*EXERCISE DIRECTIONS*
Repeat the records below exactly as they appear.

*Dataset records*
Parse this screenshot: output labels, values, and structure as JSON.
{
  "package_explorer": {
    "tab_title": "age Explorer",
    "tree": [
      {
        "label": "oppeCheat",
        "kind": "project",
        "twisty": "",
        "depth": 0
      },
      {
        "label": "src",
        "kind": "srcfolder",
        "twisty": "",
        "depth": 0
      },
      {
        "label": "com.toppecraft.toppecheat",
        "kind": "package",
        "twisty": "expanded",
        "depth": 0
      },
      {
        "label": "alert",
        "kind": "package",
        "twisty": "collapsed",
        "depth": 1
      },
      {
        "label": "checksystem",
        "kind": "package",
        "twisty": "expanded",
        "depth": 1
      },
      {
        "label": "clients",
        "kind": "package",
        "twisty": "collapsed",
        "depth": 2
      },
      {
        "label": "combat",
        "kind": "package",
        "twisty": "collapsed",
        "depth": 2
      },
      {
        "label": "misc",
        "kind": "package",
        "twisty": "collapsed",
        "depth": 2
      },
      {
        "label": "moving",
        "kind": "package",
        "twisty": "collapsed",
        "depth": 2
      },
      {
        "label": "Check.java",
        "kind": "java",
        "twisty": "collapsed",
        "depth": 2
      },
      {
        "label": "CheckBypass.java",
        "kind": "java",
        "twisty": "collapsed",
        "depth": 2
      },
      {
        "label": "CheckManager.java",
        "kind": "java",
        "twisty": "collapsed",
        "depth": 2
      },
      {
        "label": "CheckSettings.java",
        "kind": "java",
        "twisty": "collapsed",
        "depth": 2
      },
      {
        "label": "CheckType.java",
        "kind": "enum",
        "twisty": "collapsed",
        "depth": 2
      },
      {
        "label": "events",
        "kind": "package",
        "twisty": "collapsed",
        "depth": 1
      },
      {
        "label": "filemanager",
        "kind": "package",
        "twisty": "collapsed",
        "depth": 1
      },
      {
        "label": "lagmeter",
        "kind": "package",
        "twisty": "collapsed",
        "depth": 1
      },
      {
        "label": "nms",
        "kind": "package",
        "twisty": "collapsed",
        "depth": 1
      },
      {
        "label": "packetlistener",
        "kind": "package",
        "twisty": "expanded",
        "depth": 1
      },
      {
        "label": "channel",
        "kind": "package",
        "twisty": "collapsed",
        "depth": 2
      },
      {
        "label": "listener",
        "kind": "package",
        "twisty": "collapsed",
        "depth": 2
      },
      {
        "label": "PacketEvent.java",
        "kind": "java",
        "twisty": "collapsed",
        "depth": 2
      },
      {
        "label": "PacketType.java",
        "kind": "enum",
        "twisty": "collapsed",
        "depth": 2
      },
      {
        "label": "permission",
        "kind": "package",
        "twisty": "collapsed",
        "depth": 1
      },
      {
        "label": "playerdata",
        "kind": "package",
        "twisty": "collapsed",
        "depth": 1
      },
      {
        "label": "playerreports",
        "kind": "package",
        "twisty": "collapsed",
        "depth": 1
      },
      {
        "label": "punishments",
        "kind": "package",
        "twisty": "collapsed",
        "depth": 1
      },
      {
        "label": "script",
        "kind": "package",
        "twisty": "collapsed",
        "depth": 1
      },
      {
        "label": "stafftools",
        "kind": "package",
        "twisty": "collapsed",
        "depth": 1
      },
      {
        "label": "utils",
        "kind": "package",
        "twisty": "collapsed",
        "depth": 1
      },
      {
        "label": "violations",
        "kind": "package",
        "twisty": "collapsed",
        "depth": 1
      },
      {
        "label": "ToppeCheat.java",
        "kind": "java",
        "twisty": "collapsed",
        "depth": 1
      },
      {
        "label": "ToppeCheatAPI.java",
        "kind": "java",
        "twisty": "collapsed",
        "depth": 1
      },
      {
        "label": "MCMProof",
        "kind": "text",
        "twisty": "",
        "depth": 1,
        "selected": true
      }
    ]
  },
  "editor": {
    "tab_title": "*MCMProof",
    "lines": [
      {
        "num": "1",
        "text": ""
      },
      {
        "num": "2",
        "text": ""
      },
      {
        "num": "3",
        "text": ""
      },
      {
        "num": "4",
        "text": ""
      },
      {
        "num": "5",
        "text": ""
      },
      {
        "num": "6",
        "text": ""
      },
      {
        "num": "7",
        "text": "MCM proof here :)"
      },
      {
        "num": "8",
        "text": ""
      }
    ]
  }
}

*WRITTEN REPLY*
Parse this screenshot: output labels, values, and structure as JSON.
{
  "package_explorer": {
    "tab_title": "age Explorer",
    "tree": [
      {
        "label": "oppeCheat",
        "kind": "project",
        "twisty": "",
        "depth": 0
      },
      {
        "label": "src",
        "kind": "srcfolder",
        "twisty": "",
        "depth": 0
      },
      {
        "label": "com.toppecraft.toppecheat",
        "kind": "package",
        "twisty": "expanded",
        "depth": 0
      },
      {
        "label": "alert",
        "kind": "package",
        "twisty": "collapsed",
        "depth": 1
      },
      {
        "label": "checksystem",
        "kind": "package",
        "twisty": "expanded",
        "depth": 1
      },
      {
        "label": "clients",
        "kind": "package",
        "twisty": "collapsed",
        "depth": 2
      },
      {
        "label": "combat",
        "kind": "package",
        "twisty": "collapsed",
        "depth": 2
      },
      {
        "label": "misc",
        "kind": "package",
        "twisty": "collapsed",
        "depth": 2
      },
      {
        "label": "moving",
        "kind": "package",
        "twisty": "collapsed",
        "depth": 2
      },
      {
        "label": "Check.java",
        "kind": "java",
        "twisty": "collapsed",
        "depth": 2
      },
      {
        "label": "CheckBypass.java",
        "kind": "java",
        "twisty": "collapsed",
        "depth": 2
      },
      {
        "label": "CheckManager.java",
        "kind": "java",
        "twisty": "collapsed",
        "depth": 2
      },
      {
        "label": "CheckSettings.java",
        "kind": "java",
        "twisty": "collapsed",
        "depth": 2
      },
      {
        "label": "CheckType.java",
        "kind": "enum",
        "twisty": "collapsed",
        "depth": 2
      },
      {
        "label": "events",
        "kind": "package",
        "twisty": "collapsed",
        "depth": 1
      },
      {
        "label": "filemanager",
        "kind": "package",
        "twisty": "collapsed",
        "depth": 1
      },
      {
        "label": "lagmeter",
        "kind": "package",
        "twisty": "collapsed",
        "depth": 1
      },
      {
        "label": "nms",
        "kind": "package",
        "twisty": "collapsed",
        "depth": 1
      },
      {
        "label": "packetlistener",
        "kind": "package",
        "twisty": "expanded",
        "depth": 1
      },
      {
        "label": "channel",
        "kind": "package",
        "twisty": "collapsed",
        "depth": 2
      },
      {
        "label": "listener",
        "kind": "package",
        "twisty": "collapsed",
        "depth": 2
      },
      {
        "label": "PacketEvent.java",
        "kind": "java",
        "twisty": "collapsed",
        "depth": 2
      },
      {
        "label": "PacketType.java",
        "kind": "enum",
        "twisty": "collapsed",
        "depth": 2
      },
      {
        "label": "permission",
        "kind": "package",
        "twisty": "collapsed",
        "depth": 1
      },
      {
        "label": "playerdata",
        "kind": "package",
        "twisty": "collapsed",
        "depth": 1
      },
      {
        "label": "playerreports",
        "kind": "package",
        "twisty": "collapsed",
        "depth": 1
      },
      {
        "label": "punishments",
        "kind": "package",
        "twisty": "collapsed",
        "depth": 1
      },
      {
        "label": "script",
        "kind": "package",
        "twisty": "collapsed",
        "depth": 1
      },
      {
        "label": "stafftools",
        "kind": "package",
        "twisty": "collapsed",
        "depth": 1
      },
      {
        "label": "utils",
        "kind": "package",
        "twisty": "collapsed",
        "depth": 1
      },
      {
        "label": "violations",
        "kind": "package",
        "twisty": "collapsed",
        "depth": 1
      },
      {
        "label": "ToppeCheat.java",
        "kind": "java",
        "twisty": "collapsed",
        "depth": 1
      },
      {
        "label": "ToppeCheatAPI.java",
        "kind": "java",
        "twisty": "collapsed",
        "depth": 1
      },
      {
        "label": "MCMProof",
        "kind": "text",
        "twisty": "",
        "depth": 1,
        "selected": true
      }
    ]
  },
  "editor": {
    "tab_title": "*MCMProof",
    "lines": [
      {
        "num": "1",
        "text": ""
      },
      {
        "num": "2",
        "text": ""
      },
      {
        "num": "3",
        "text": ""
      },
      {
        "num": "4",
        "text": ""
      },
      {
        "num": "5",
        "text": ""
      },
      {
        "num": "6",
        "text": ""
      },
      {
        "num": "7",
        "text": "MCM proof here :)"
      },
      {
        "num": "8",
        "text": ""
      }
    ]
  }
}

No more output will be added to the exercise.